- **Working data**
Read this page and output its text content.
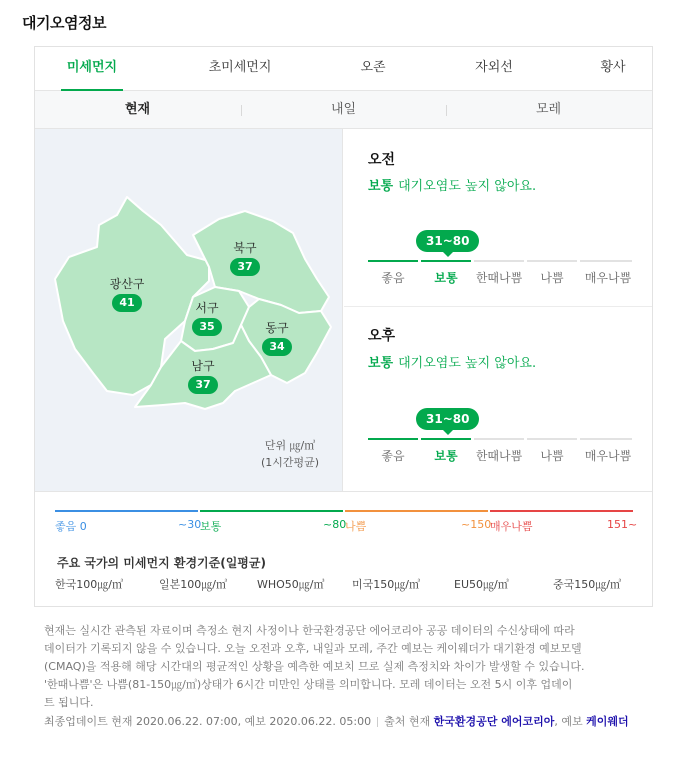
대기오염정보
미세먼지	초미세먼지	오존	자외선	황사
현재	내일	모레
북구
37
광산구
41	서구
35	동구
34
남구
37
단위 ㎍/㎥
(1시간평균)
오전
보통 대기오염도 높지 않아요.
31~80
좋음	보통	한때나쁨	나쁨	매우나쁨
오후
보통 대기오염도 높지 않아요.
31~80
좋음	보통	한때나쁨	나쁨	매우나쁨
좋음 0	~30
보통	~80
나쁨	~150
매우나쁨	151~
주요 국가의 미세먼지 환경기준(일평균)
한국100㎍/㎥	일본100㎍/㎥	WHO50㎍/㎥ 미국150㎍/㎥	EU50㎍/㎥	중국150㎍/㎥

현재는 실시간 관측된 자료이며 측정소 현지 사정이나 한국환경공단 에어코리아 공공 데이터의 수신상태에 따라

데이터가 기록되지 않을 수 있습니다. 오늘 오전과 오후, 내일과 모레, 주간 예보는 케이웨더가 대기환경 예보모델

(CMAQ)을 적용해 해당 시간대의 평균적인 상황을 예측한 예보치 므로 실제 측정치와 차이가 발생할 수 있습니다.

'한때나쁨'은 나쁨(81-150㎍/㎥)상태가 6시간 미만인 상태를 의미합니다. 모레 데이터는 오전 5시 이후 업데이

트 됩니다.

최종업데이트 현재 2020.06.22. 07:00, 예보 2020.06.22. 05:00 출처 현재 한국환경공단 에어코리아, 예보 케이웨더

- **Task to complete**
Repeat each entry exactly as given; no pictures belong in the copy.

- **Exercise result**
Read this page and output its text content.
대기오염정보
미세먼지	초미세먼지	오존	자외선	황사
현재	내일	모레
북구
37
광산구
41	서구
35	동구
34
남구
37
단위 ㎍/㎥
(1시간평균)
오전
보통 대기오염도 높지 않아요.
31~80
좋음	보통	한때나쁨	나쁨	매우나쁨
오후
보통 대기오염도 높지 않아요.
31~80
좋음	보통	한때나쁨	나쁨	매우나쁨
좋음 0	~30
보통	~80
나쁨	~150
매우나쁨	151~
주요 국가의 미세먼지 환경기준(일평균)
한국100㎍/㎥	일본100㎍/㎥	WHO50㎍/㎥ 미국150㎍/㎥	EU50㎍/㎥	중국150㎍/㎥

현재는 실시간 관측된 자료이며 측정소 현지 사정이나 한국환경공단 에어코리아 공공 데이터의 수신상태에 따라

데이터가 기록되지 않을 수 있습니다. 오늘 오전과 오후, 내일과 모레, 주간 예보는 케이웨더가 대기환경 예보모델

(CMAQ)을 적용해 해당 시간대의 평균적인 상황을 예측한 예보치 므로 실제 측정치와 차이가 발생할 수 있습니다.

'한때나쁨'은 나쁨(81-150㎍/㎥)상태가 6시간 미만인 상태를 의미합니다. 모레 데이터는 오전 5시 이후 업데이

트 됩니다.

최종업데이트 현재 2020.06.22. 07:00, 예보 2020.06.22. 05:00 출처 현재 한국환경공단 에어코리아, 예보 케이웨더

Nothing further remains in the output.